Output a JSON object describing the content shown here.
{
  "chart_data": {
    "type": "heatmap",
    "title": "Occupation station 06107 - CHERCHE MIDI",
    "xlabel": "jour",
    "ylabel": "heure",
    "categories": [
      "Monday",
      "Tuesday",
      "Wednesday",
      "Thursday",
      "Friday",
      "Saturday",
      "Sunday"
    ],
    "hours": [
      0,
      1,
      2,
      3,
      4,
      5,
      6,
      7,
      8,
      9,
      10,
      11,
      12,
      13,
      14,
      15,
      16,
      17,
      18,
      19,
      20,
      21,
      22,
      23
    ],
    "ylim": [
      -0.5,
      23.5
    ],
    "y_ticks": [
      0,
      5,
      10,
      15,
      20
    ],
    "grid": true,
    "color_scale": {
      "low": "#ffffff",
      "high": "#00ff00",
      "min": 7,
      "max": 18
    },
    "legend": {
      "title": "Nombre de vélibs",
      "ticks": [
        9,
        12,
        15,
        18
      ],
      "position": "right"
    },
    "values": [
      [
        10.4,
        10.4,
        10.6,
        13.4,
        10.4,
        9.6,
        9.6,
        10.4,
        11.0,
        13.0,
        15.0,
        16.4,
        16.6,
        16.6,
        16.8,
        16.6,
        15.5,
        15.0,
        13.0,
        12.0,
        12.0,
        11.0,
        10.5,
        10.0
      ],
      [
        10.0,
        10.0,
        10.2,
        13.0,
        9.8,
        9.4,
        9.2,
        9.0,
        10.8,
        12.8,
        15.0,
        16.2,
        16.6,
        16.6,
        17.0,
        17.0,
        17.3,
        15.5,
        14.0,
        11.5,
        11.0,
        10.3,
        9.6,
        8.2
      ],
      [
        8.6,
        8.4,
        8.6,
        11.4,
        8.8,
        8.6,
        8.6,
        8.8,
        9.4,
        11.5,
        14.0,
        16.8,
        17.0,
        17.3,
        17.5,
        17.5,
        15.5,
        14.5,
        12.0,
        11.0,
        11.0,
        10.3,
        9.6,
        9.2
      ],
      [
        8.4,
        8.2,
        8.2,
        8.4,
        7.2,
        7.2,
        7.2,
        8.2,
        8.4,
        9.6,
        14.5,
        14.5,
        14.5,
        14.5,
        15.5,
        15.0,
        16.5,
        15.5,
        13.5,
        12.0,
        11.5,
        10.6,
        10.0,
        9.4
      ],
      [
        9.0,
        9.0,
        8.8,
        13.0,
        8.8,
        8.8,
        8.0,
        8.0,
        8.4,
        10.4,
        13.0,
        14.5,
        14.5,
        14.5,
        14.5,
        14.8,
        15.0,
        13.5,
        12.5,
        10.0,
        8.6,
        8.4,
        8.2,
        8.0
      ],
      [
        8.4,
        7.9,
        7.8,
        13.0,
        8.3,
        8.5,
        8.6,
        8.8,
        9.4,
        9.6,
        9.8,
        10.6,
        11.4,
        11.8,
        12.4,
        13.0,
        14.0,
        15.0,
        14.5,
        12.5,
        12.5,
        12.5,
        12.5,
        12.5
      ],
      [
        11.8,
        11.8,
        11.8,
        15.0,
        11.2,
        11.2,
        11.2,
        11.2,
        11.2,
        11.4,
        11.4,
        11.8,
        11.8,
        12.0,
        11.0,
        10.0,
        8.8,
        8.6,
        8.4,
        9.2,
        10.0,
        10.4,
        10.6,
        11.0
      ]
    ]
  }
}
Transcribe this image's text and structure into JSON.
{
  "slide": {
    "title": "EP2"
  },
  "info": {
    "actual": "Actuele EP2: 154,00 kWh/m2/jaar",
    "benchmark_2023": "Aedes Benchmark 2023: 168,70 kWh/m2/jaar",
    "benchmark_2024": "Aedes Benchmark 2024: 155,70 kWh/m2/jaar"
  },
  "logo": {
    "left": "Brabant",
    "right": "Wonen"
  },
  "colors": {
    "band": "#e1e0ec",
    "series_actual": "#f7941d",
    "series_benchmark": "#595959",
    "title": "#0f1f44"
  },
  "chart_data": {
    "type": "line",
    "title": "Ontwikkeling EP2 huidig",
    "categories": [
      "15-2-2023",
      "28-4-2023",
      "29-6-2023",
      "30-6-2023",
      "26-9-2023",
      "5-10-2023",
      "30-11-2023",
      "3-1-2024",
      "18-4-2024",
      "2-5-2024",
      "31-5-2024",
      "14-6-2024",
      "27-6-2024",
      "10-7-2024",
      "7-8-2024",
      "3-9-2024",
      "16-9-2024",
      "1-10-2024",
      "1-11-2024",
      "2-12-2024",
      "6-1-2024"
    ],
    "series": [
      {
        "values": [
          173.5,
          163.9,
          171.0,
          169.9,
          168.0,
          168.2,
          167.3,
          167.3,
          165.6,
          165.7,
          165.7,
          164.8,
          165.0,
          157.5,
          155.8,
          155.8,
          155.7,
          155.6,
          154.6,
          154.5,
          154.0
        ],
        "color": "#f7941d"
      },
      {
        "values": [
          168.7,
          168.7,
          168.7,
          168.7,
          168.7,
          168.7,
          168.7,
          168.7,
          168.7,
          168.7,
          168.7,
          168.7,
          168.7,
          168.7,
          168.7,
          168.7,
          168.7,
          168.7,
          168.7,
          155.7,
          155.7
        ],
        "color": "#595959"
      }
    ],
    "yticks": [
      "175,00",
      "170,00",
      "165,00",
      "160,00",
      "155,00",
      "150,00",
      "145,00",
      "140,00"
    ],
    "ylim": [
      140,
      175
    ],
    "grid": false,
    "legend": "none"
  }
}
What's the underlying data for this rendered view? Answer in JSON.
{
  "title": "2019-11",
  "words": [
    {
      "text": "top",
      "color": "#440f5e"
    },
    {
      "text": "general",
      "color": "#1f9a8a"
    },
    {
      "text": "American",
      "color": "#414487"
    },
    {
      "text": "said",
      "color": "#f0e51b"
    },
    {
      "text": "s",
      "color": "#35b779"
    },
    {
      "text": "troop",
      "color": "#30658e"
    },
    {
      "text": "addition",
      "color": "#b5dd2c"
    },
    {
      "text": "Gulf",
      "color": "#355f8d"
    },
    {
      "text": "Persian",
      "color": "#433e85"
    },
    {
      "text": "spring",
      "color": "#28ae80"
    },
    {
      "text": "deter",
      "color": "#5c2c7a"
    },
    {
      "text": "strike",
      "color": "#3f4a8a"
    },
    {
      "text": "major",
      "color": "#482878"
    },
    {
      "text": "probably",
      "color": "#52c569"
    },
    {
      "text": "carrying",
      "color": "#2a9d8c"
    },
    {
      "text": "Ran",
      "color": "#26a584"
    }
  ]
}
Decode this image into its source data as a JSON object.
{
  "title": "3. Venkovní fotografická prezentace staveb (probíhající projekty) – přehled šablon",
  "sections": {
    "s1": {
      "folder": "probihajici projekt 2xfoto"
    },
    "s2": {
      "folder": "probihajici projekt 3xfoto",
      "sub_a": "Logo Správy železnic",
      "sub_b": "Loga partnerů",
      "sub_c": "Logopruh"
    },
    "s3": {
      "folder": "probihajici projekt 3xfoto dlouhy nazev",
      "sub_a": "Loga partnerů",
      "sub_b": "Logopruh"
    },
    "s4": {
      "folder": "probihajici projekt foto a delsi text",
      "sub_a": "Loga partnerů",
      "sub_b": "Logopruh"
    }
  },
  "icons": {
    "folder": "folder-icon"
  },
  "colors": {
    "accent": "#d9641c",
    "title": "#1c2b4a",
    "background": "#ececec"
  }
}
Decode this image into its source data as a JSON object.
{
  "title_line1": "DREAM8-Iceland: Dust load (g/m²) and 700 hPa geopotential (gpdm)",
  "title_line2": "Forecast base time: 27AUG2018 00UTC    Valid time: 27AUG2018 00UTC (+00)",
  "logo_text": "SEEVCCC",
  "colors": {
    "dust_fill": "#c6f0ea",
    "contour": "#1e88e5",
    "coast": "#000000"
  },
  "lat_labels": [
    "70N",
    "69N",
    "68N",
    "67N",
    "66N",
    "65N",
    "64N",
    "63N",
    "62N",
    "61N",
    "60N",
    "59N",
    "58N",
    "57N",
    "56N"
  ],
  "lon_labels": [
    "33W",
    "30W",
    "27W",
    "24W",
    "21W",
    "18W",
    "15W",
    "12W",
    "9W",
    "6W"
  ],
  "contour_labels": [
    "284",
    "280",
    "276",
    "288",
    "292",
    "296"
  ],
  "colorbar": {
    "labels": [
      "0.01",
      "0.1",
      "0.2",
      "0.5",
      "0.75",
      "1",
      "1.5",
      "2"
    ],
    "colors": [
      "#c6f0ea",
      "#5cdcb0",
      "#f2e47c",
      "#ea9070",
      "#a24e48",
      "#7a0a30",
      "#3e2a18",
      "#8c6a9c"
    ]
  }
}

═══

* _TO BE DONE_: Return each line in the records that holds the string "Aedes".

* _EXERCISE SOLUTION_:
    "benchmark_2023": "Aedes Benchmark 2023: 168,70 kWh/m2/jaar",
    "benchmark_2024": "Aedes Benchmark 2024: 155,70 kWh/m2/jaar"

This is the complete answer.